Input rows:
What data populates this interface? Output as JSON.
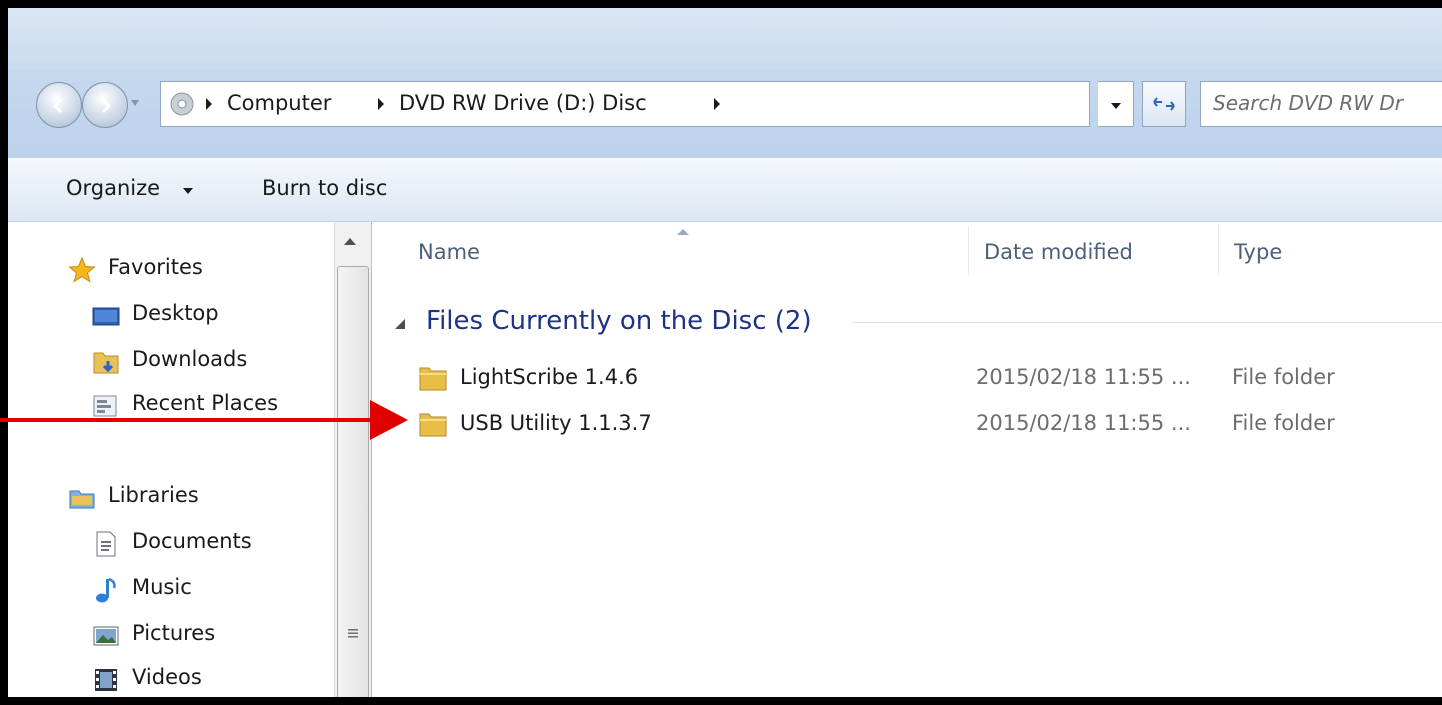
{
  "window": {
    "breadcrumbs": [
      "Computer",
      "DVD RW Drive (D:) Disc"
    ],
    "search_placeholder": "Search DVD RW Dr"
  },
  "toolbar": {
    "organize_label": "Organize",
    "burn_label": "Burn to disc"
  },
  "nav": {
    "favorites": {
      "label": "Favorites",
      "items": [
        {
          "label": "Desktop",
          "icon": "desktop-icon"
        },
        {
          "label": "Downloads",
          "icon": "downloads-folder-icon"
        },
        {
          "label": "Recent Places",
          "icon": "recent-places-icon"
        }
      ]
    },
    "libraries": {
      "label": "Libraries",
      "items": [
        {
          "label": "Documents",
          "icon": "documents-icon"
        },
        {
          "label": "Music",
          "icon": "music-icon"
        },
        {
          "label": "Pictures",
          "icon": "pictures-icon"
        },
        {
          "label": "Videos",
          "icon": "videos-icon"
        }
      ]
    }
  },
  "columns": {
    "name": "Name",
    "date_modified": "Date modified",
    "type": "Type"
  },
  "group": {
    "title": "Files Currently on the Disc (2)"
  },
  "files": [
    {
      "name": "LightScribe 1.4.6",
      "date": "2015/02/18 11:55 ...",
      "type": "File folder"
    },
    {
      "name": "USB Utility 1.1.3.7",
      "date": "2015/02/18 11:55 ...",
      "type": "File folder"
    }
  ],
  "colors": {
    "group_title": "#1e3287",
    "annotation_arrow": "#e00000",
    "column_header": "#4c607a"
  }
}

Given request: Each line of the data is to be duplicated exactly; pictures stay out of the copy.

Written response:
What data populates this interface? Output as JSON.
{
  "window": {
    "breadcrumbs": [
      "Computer",
      "DVD RW Drive (D:) Disc"
    ],
    "search_placeholder": "Search DVD RW Dr"
  },
  "toolbar": {
    "organize_label": "Organize",
    "burn_label": "Burn to disc"
  },
  "nav": {
    "favorites": {
      "label": "Favorites",
      "items": [
        {
          "label": "Desktop",
          "icon": "desktop-icon"
        },
        {
          "label": "Downloads",
          "icon": "downloads-folder-icon"
        },
        {
          "label": "Recent Places",
          "icon": "recent-places-icon"
        }
      ]
    },
    "libraries": {
      "label": "Libraries",
      "items": [
        {
          "label": "Documents",
          "icon": "documents-icon"
        },
        {
          "label": "Music",
          "icon": "music-icon"
        },
        {
          "label": "Pictures",
          "icon": "pictures-icon"
        },
        {
          "label": "Videos",
          "icon": "videos-icon"
        }
      ]
    }
  },
  "columns": {
    "name": "Name",
    "date_modified": "Date modified",
    "type": "Type"
  },
  "group": {
    "title": "Files Currently on the Disc (2)"
  },
  "files": [
    {
      "name": "LightScribe 1.4.6",
      "date": "2015/02/18 11:55 ...",
      "type": "File folder"
    },
    {
      "name": "USB Utility 1.1.3.7",
      "date": "2015/02/18 11:55 ...",
      "type": "File folder"
    }
  ],
  "colors": {
    "group_title": "#1e3287",
    "annotation_arrow": "#e00000",
    "column_header": "#4c607a"
  }
}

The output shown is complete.